Texte d'étude:
____

Cameroun : le FMI moins optimiste sur la croissance
Aboubacar Yacouba Barma
Aboubacar Yacouba Barma
C'est une révision à la baisse relativement insignifiante pour le pays qui affiche un taux de croissance attendu des plus dynamiques cette année particulièrement dans la zone CEMAC mais pour le gouvernement cela pourrait être de mauvais augures. A la fin d'une mission de passage de revue de l'évolution de la situation économique conformément à ce qui a été convenu dans le cadre du programme d'assistance financière, le FMI a rabaissé ses projections de croissance pour 2017 en ramenant le taux de 4 à 3,7%. Parallèlement, les 4,5% estimées initialement pour 2016 ont été ramenés à 4,5%. En cours de route, le Fonds refroidit les ambitions du gouvernement qui espérait mieux surtout qu'on estime que le plus dur était déjà derrière. Selon le FMI, c'est la production de pétrole qui explique largement ce ralentissement alors que sur les marchés internationaux, les cours ne sont pas prêts de retrouver de la vigueur.

____

Données extraites:

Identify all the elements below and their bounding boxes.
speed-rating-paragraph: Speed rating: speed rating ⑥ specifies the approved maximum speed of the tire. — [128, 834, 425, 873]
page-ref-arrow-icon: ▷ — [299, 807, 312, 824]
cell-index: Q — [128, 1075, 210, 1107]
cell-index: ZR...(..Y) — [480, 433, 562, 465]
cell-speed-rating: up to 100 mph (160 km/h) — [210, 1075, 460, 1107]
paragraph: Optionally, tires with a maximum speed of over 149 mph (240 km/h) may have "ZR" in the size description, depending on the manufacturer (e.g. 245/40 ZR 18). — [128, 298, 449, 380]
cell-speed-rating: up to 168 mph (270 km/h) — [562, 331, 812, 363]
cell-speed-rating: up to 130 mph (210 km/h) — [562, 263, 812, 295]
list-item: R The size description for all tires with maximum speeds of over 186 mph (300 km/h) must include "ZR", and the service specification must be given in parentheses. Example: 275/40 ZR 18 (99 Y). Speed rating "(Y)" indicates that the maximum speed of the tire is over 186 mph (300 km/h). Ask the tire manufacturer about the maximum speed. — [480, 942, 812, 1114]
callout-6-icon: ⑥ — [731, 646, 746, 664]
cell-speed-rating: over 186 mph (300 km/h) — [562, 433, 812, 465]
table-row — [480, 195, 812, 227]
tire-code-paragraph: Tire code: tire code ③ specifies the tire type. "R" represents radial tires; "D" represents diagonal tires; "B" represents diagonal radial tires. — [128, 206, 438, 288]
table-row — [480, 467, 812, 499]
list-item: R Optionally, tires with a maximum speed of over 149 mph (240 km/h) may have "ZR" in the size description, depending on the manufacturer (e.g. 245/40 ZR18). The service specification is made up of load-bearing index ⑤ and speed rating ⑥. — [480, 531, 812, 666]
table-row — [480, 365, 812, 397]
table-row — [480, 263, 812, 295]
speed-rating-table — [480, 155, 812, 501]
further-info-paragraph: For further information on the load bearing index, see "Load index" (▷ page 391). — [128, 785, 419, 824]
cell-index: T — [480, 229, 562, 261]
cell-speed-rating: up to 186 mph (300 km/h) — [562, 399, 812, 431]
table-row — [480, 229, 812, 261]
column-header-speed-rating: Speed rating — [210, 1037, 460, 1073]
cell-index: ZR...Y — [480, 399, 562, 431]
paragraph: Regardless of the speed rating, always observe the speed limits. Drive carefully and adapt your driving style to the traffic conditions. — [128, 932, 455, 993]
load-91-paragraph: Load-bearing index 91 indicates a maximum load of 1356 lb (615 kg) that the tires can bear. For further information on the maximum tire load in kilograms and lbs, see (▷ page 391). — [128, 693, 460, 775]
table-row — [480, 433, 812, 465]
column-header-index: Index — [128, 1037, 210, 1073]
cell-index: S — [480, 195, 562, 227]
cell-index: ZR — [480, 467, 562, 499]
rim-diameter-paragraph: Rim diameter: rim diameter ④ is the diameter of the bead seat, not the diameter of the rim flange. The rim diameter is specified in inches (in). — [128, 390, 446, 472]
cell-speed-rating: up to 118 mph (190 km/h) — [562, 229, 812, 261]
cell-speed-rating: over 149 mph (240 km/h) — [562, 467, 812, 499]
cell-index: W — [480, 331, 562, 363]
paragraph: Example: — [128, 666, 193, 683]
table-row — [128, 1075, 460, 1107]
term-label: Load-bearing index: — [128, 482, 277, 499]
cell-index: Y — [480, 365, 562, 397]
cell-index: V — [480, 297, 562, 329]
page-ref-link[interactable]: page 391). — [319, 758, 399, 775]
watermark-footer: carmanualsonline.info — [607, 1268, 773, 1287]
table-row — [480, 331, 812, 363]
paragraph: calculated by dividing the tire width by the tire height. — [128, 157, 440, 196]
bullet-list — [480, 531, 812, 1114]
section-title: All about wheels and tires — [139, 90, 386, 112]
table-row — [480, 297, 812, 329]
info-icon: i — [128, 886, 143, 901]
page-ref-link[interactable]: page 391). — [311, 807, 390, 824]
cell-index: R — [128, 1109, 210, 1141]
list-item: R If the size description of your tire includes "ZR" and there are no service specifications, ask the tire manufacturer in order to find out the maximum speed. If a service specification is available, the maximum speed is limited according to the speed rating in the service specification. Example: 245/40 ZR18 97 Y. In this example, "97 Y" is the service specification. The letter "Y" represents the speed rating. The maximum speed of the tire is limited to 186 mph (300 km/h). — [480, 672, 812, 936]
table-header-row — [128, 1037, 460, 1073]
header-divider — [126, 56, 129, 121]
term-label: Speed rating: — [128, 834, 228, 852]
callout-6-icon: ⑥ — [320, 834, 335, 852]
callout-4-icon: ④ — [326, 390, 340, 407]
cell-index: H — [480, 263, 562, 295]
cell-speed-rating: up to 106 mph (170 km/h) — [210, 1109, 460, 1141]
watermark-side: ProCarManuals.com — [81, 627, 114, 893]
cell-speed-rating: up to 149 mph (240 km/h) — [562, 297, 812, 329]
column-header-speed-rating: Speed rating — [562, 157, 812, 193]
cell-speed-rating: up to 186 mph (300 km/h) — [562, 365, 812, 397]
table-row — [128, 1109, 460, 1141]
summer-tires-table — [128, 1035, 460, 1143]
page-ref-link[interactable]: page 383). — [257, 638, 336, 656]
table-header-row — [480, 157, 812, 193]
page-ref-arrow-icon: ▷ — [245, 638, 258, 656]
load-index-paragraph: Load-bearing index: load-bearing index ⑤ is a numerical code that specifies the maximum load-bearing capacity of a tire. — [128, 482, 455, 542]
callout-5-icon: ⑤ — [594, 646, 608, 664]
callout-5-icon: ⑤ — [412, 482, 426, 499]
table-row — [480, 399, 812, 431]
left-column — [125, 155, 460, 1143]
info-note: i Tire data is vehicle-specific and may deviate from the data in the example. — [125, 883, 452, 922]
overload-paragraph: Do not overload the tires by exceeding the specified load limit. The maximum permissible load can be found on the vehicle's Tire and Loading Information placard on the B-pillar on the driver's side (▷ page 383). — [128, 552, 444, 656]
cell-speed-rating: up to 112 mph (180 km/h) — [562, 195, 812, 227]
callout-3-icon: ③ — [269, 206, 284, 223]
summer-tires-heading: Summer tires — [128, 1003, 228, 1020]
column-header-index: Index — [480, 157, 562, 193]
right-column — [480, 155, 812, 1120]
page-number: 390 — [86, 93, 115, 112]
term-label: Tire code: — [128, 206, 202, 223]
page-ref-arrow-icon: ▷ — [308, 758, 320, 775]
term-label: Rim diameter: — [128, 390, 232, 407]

____

Consigne 1: D'après le texte sur la croissance au Cameroun, à quel taux le FMI a-t-il ramené sa projection de croissance pour 2017 ?
Consigne 2: Poursuivez le texte sur la croissance au Cameroun à partir de sa dernière phrase.
Vous n'aurez pas besoin des lignes pour ce travail.

Zone de réponse 1: Le FMI a ramené sa projection pour 2017 de 4 à 3,7 %.

Zone de réponse 2:
La mission dirigée par Corinne Deléchat, a séjourné à Yaoundé du 24 octobre au 3 novembre 2017, période durant laquelle elle a mené ses entretiens avec les principaux responsables gouvernementaux en charge des questions économiques ainsi que les autorités monétaires. Les échanges ont porté sur l'état de la mise en œuvre des engagements convenus lors de la première revue du programme appuyée par la facilité élargie de crédit (FEC), qui a été approuvée en juin dernier en faveur du Cameroun. « La mission a conclu un accord avec les autorités en ce qui concerne la politique économique et financière qui pourrait faciliter l'approbation de la première revue de leur programme triennal au titre de la FEC » a expliqué le chef de mission du FMI annonçant que l'examen de la première revue par le conseil d'administration du FMI est prévu à titre provisoire pour la mi-décembre 2017. La conclusion de la première revue permettrait un second décaissement de 82.8 millions de droits de tirage spéciaux (DTS) soit près de 116.3 millions de dollars.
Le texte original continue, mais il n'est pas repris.